Transcribe all the entries word for word, omitting any pictures they contain.

(Figure content listings)

============================================================

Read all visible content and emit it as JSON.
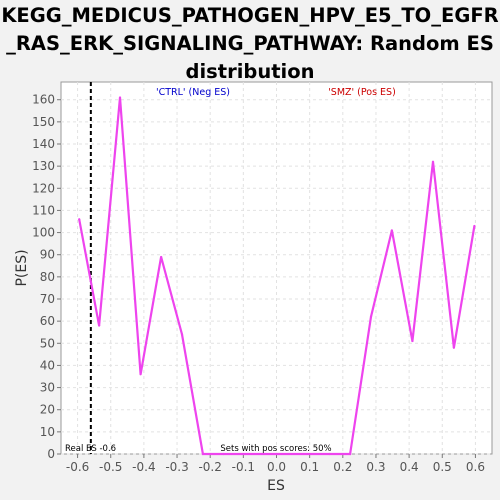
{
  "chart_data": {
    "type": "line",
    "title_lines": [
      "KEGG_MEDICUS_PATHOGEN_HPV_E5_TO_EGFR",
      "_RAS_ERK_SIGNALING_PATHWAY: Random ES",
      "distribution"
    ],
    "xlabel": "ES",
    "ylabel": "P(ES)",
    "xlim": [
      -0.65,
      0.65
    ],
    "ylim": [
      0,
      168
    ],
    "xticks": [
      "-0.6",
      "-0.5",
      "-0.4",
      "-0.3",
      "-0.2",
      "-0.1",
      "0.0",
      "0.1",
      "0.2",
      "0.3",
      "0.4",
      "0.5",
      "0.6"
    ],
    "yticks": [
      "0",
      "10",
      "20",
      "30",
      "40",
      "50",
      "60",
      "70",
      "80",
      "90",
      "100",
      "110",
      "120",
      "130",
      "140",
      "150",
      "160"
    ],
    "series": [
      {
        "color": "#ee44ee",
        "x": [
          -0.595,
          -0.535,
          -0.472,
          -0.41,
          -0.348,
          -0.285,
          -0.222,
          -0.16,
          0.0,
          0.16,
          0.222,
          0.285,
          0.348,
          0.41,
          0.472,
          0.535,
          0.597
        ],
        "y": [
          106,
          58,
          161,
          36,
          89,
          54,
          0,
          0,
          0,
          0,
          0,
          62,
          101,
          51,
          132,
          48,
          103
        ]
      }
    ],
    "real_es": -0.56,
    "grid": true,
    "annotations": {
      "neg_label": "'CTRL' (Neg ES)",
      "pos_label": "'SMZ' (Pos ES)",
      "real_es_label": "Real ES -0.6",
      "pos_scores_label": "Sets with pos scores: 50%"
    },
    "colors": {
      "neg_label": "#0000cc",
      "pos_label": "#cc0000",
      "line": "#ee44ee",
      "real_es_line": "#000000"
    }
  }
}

============================================================

** Answer to the exercise **
Read all visible content and emit it as JSON.
{
  "chart_data": {
    "type": "line",
    "title_lines": [
      "KEGG_MEDICUS_PATHOGEN_HPV_E5_TO_EGFR",
      "_RAS_ERK_SIGNALING_PATHWAY: Random ES",
      "distribution"
    ],
    "xlabel": "ES",
    "ylabel": "P(ES)",
    "xlim": [
      -0.65,
      0.65
    ],
    "ylim": [
      0,
      168
    ],
    "xticks": [
      "-0.6",
      "-0.5",
      "-0.4",
      "-0.3",
      "-0.2",
      "-0.1",
      "0.0",
      "0.1",
      "0.2",
      "0.3",
      "0.4",
      "0.5",
      "0.6"
    ],
    "yticks": [
      "0",
      "10",
      "20",
      "30",
      "40",
      "50",
      "60",
      "70",
      "80",
      "90",
      "100",
      "110",
      "120",
      "130",
      "140",
      "150",
      "160"
    ],
    "series": [
      {
        "color": "#ee44ee",
        "x": [
          -0.595,
          -0.535,
          -0.472,
          -0.41,
          -0.348,
          -0.285,
          -0.222,
          -0.16,
          0.0,
          0.16,
          0.222,
          0.285,
          0.348,
          0.41,
          0.472,
          0.535,
          0.597
        ],
        "y": [
          106,
          58,
          161,
          36,
          89,
          54,
          0,
          0,
          0,
          0,
          0,
          62,
          101,
          51,
          132,
          48,
          103
        ]
      }
    ],
    "real_es": -0.56,
    "grid": true,
    "annotations": {
      "neg_label": "'CTRL' (Neg ES)",
      "pos_label": "'SMZ' (Pos ES)",
      "real_es_label": "Real ES -0.6",
      "pos_scores_label": "Sets with pos scores: 50%"
    },
    "colors": {
      "neg_label": "#0000cc",
      "pos_label": "#cc0000",
      "line": "#ee44ee",
      "real_es_line": "#000000"
    }
  }
}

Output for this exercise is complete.